Exercise aim | Exact reproduction is required for all entries.

Collected data
**********

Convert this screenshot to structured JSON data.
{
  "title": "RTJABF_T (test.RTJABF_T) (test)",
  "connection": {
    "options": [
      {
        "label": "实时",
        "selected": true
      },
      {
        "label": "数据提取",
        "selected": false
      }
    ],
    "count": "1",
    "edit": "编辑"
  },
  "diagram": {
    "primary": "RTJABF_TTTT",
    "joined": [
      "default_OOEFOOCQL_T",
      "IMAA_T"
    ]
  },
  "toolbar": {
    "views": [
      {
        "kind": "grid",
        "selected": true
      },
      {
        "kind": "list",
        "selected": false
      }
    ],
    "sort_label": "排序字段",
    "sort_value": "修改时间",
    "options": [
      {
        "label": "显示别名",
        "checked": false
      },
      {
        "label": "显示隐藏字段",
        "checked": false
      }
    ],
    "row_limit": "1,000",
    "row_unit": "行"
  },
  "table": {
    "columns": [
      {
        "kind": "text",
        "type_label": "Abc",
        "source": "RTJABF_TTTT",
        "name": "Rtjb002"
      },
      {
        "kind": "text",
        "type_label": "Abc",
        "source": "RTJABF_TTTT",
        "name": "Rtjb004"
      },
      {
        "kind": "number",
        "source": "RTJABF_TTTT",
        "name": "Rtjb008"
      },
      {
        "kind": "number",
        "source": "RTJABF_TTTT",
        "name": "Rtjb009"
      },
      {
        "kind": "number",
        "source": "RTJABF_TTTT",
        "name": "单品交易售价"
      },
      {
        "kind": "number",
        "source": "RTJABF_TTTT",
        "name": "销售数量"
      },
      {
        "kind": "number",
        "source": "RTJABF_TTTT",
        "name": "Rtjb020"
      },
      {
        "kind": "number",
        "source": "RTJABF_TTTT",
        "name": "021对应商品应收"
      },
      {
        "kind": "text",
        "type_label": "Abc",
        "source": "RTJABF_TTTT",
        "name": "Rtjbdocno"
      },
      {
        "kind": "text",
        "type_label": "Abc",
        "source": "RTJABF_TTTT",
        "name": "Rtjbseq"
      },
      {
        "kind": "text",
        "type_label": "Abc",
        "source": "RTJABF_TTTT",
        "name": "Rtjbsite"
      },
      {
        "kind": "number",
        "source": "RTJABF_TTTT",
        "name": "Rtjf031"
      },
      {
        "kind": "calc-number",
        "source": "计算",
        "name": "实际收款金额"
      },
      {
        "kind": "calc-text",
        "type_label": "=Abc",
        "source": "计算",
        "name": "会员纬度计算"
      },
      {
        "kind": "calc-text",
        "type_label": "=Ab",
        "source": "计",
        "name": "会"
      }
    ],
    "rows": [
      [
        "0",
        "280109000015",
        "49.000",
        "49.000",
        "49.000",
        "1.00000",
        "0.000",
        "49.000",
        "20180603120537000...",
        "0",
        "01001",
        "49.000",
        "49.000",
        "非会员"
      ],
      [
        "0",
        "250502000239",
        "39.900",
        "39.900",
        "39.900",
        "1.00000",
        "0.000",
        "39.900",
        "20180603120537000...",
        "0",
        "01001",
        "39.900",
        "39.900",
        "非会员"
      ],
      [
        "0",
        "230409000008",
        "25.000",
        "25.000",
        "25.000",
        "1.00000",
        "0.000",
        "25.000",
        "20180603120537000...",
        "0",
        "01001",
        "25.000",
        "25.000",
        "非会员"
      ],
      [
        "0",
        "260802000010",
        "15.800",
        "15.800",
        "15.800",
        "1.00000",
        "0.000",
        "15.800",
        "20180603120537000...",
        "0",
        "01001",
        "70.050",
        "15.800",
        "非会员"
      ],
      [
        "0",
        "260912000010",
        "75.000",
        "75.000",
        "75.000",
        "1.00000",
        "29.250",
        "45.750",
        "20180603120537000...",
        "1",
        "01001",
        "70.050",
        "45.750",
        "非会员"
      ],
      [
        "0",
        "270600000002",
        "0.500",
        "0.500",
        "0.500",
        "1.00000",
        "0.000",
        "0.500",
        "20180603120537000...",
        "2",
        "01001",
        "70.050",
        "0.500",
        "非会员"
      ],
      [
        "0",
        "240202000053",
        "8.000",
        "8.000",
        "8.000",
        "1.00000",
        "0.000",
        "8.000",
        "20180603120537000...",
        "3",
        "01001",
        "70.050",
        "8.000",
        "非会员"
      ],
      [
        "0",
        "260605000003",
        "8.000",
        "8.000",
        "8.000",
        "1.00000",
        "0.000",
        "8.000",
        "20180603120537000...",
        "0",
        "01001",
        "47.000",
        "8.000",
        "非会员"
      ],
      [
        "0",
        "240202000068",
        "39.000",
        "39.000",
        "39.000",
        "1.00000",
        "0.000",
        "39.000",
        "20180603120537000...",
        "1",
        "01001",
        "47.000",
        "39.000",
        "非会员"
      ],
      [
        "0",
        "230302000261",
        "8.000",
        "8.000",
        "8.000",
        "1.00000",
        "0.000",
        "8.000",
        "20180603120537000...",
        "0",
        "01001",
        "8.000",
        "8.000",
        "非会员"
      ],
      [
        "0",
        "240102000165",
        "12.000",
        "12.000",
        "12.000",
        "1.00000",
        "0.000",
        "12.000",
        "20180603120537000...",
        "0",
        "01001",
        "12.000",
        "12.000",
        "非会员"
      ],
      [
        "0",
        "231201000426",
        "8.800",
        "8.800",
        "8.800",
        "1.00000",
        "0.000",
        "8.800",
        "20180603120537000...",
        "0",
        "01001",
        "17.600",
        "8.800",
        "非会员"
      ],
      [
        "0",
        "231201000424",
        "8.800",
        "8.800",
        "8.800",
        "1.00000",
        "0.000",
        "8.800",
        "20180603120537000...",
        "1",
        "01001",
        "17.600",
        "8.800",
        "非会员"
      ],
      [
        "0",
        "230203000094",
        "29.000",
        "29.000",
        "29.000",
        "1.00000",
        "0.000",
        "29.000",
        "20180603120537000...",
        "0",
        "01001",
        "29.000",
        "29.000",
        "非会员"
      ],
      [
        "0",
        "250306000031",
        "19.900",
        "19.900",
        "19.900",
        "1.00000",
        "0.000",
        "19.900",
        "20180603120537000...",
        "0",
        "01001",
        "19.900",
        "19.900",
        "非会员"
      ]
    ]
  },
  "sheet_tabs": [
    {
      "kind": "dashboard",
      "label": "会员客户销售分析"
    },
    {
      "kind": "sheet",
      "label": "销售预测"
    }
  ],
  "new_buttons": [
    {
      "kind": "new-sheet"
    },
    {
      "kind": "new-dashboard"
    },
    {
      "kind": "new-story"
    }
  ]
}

**********

Task solution |
Convert this screenshot to structured JSON data.
{
  "title": "RTJABF_T (test.RTJABF_T) (test)",
  "connection": {
    "options": [
      {
        "label": "实时",
        "selected": true
      },
      {
        "label": "数据提取",
        "selected": false
      }
    ],
    "count": "1",
    "edit": "编辑"
  },
  "diagram": {
    "primary": "RTJABF_TTTT",
    "joined": [
      "default_OOEFOOCQL_T",
      "IMAA_T"
    ]
  },
  "toolbar": {
    "views": [
      {
        "kind": "grid",
        "selected": true
      },
      {
        "kind": "list",
        "selected": false
      }
    ],
    "sort_label": "排序字段",
    "sort_value": "修改时间",
    "options": [
      {
        "label": "显示别名",
        "checked": false
      },
      {
        "label": "显示隐藏字段",
        "checked": false
      }
    ],
    "row_limit": "1,000",
    "row_unit": "行"
  },
  "table": {
    "columns": [
      {
        "kind": "text",
        "type_label": "Abc",
        "source": "RTJABF_TTTT",
        "name": "Rtjb002"
      },
      {
        "kind": "text",
        "type_label": "Abc",
        "source": "RTJABF_TTTT",
        "name": "Rtjb004"
      },
      {
        "kind": "number",
        "source": "RTJABF_TTTT",
        "name": "Rtjb008"
      },
      {
        "kind": "number",
        "source": "RTJABF_TTTT",
        "name": "Rtjb009"
      },
      {
        "kind": "number",
        "source": "RTJABF_TTTT",
        "name": "单品交易售价"
      },
      {
        "kind": "number",
        "source": "RTJABF_TTTT",
        "name": "销售数量"
      },
      {
        "kind": "number",
        "source": "RTJABF_TTTT",
        "name": "Rtjb020"
      },
      {
        "kind": "number",
        "source": "RTJABF_TTTT",
        "name": "021对应商品应收"
      },
      {
        "kind": "text",
        "type_label": "Abc",
        "source": "RTJABF_TTTT",
        "name": "Rtjbdocno"
      },
      {
        "kind": "text",
        "type_label": "Abc",
        "source": "RTJABF_TTTT",
        "name": "Rtjbseq"
      },
      {
        "kind": "text",
        "type_label": "Abc",
        "source": "RTJABF_TTTT",
        "name": "Rtjbsite"
      },
      {
        "kind": "number",
        "source": "RTJABF_TTTT",
        "name": "Rtjf031"
      },
      {
        "kind": "calc-number",
        "source": "计算",
        "name": "实际收款金额"
      },
      {
        "kind": "calc-text",
        "type_label": "=Abc",
        "source": "计算",
        "name": "会员纬度计算"
      },
      {
        "kind": "calc-text",
        "type_label": "=Ab",
        "source": "计",
        "name": "会"
      }
    ],
    "rows": [
      [
        "0",
        "280109000015",
        "49.000",
        "49.000",
        "49.000",
        "1.00000",
        "0.000",
        "49.000",
        "20180603120537000...",
        "0",
        "01001",
        "49.000",
        "49.000",
        "非会员"
      ],
      [
        "0",
        "250502000239",
        "39.900",
        "39.900",
        "39.900",
        "1.00000",
        "0.000",
        "39.900",
        "20180603120537000...",
        "0",
        "01001",
        "39.900",
        "39.900",
        "非会员"
      ],
      [
        "0",
        "230409000008",
        "25.000",
        "25.000",
        "25.000",
        "1.00000",
        "0.000",
        "25.000",
        "20180603120537000...",
        "0",
        "01001",
        "25.000",
        "25.000",
        "非会员"
      ],
      [
        "0",
        "260802000010",
        "15.800",
        "15.800",
        "15.800",
        "1.00000",
        "0.000",
        "15.800",
        "20180603120537000...",
        "0",
        "01001",
        "70.050",
        "15.800",
        "非会员"
      ],
      [
        "0",
        "260912000010",
        "75.000",
        "75.000",
        "75.000",
        "1.00000",
        "29.250",
        "45.750",
        "20180603120537000...",
        "1",
        "01001",
        "70.050",
        "45.750",
        "非会员"
      ],
      [
        "0",
        "270600000002",
        "0.500",
        "0.500",
        "0.500",
        "1.00000",
        "0.000",
        "0.500",
        "20180603120537000...",
        "2",
        "01001",
        "70.050",
        "0.500",
        "非会员"
      ],
      [
        "0",
        "240202000053",
        "8.000",
        "8.000",
        "8.000",
        "1.00000",
        "0.000",
        "8.000",
        "20180603120537000...",
        "3",
        "01001",
        "70.050",
        "8.000",
        "非会员"
      ],
      [
        "0",
        "260605000003",
        "8.000",
        "8.000",
        "8.000",
        "1.00000",
        "0.000",
        "8.000",
        "20180603120537000...",
        "0",
        "01001",
        "47.000",
        "8.000",
        "非会员"
      ],
      [
        "0",
        "240202000068",
        "39.000",
        "39.000",
        "39.000",
        "1.00000",
        "0.000",
        "39.000",
        "20180603120537000...",
        "1",
        "01001",
        "47.000",
        "39.000",
        "非会员"
      ],
      [
        "0",
        "230302000261",
        "8.000",
        "8.000",
        "8.000",
        "1.00000",
        "0.000",
        "8.000",
        "20180603120537000...",
        "0",
        "01001",
        "8.000",
        "8.000",
        "非会员"
      ],
      [
        "0",
        "240102000165",
        "12.000",
        "12.000",
        "12.000",
        "1.00000",
        "0.000",
        "12.000",
        "20180603120537000...",
        "0",
        "01001",
        "12.000",
        "12.000",
        "非会员"
      ],
      [
        "0",
        "231201000426",
        "8.800",
        "8.800",
        "8.800",
        "1.00000",
        "0.000",
        "8.800",
        "20180603120537000...",
        "0",
        "01001",
        "17.600",
        "8.800",
        "非会员"
      ],
      [
        "0",
        "231201000424",
        "8.800",
        "8.800",
        "8.800",
        "1.00000",
        "0.000",
        "8.800",
        "20180603120537000...",
        "1",
        "01001",
        "17.600",
        "8.800",
        "非会员"
      ],
      [
        "0",
        "230203000094",
        "29.000",
        "29.000",
        "29.000",
        "1.00000",
        "0.000",
        "29.000",
        "20180603120537000...",
        "0",
        "01001",
        "29.000",
        "29.000",
        "非会员"
      ],
      [
        "0",
        "250306000031",
        "19.900",
        "19.900",
        "19.900",
        "1.00000",
        "0.000",
        "19.900",
        "20180603120537000...",
        "0",
        "01001",
        "19.900",
        "19.900",
        "非会员"
      ]
    ]
  },
  "sheet_tabs": [
    {
      "kind": "dashboard",
      "label": "会员客户销售分析"
    },
    {
      "kind": "sheet",
      "label": "销售预测"
    }
  ],
  "new_buttons": [
    {
      "kind": "new-sheet"
    },
    {
      "kind": "new-dashboard"
    },
    {
      "kind": "new-story"
    }
  ]
}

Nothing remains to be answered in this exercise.